Written request
Pull every line of the entries that has the word "könig".

━━━━━ Raw records ━━━━━

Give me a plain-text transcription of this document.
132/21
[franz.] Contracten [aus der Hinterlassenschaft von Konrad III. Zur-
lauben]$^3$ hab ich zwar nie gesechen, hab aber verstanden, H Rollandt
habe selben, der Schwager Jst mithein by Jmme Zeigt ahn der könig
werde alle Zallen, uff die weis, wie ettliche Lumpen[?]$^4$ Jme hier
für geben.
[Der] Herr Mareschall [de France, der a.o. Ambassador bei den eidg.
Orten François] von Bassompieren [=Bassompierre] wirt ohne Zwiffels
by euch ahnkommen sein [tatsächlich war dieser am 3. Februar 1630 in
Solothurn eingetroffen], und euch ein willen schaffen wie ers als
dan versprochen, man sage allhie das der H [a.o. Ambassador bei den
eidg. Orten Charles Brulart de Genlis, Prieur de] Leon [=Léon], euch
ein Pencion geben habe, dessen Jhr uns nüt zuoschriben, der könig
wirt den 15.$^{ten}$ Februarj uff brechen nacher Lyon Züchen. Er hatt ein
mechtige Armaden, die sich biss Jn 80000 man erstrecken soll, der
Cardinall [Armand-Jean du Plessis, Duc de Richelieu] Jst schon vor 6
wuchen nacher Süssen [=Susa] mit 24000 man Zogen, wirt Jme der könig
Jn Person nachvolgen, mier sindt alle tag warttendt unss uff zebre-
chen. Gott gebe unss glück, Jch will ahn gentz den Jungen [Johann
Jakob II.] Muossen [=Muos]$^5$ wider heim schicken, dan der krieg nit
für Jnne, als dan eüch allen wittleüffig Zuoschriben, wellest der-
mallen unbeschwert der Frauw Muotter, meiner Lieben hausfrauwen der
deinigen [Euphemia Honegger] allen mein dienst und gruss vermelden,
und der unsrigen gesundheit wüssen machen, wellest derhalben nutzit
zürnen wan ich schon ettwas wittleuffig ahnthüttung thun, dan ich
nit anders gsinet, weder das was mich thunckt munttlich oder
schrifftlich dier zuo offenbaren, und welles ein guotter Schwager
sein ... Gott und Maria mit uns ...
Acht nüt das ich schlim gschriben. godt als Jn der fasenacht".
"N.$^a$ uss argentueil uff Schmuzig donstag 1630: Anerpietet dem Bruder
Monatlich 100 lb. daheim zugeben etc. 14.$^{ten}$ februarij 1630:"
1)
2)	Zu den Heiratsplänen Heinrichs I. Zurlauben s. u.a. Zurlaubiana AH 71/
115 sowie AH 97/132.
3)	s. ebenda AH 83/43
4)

━━━━━

Response for this exercise
habe selben, der Schwager Jst mithein by Jmme Zeigt ahn der könig
ein Pencion geben habe, dessen Jhr uns nüt zuoschriben, der könig
wuchen nacher Süssen [=Susa] mit 24000 man Zogen, wirt Jme der könig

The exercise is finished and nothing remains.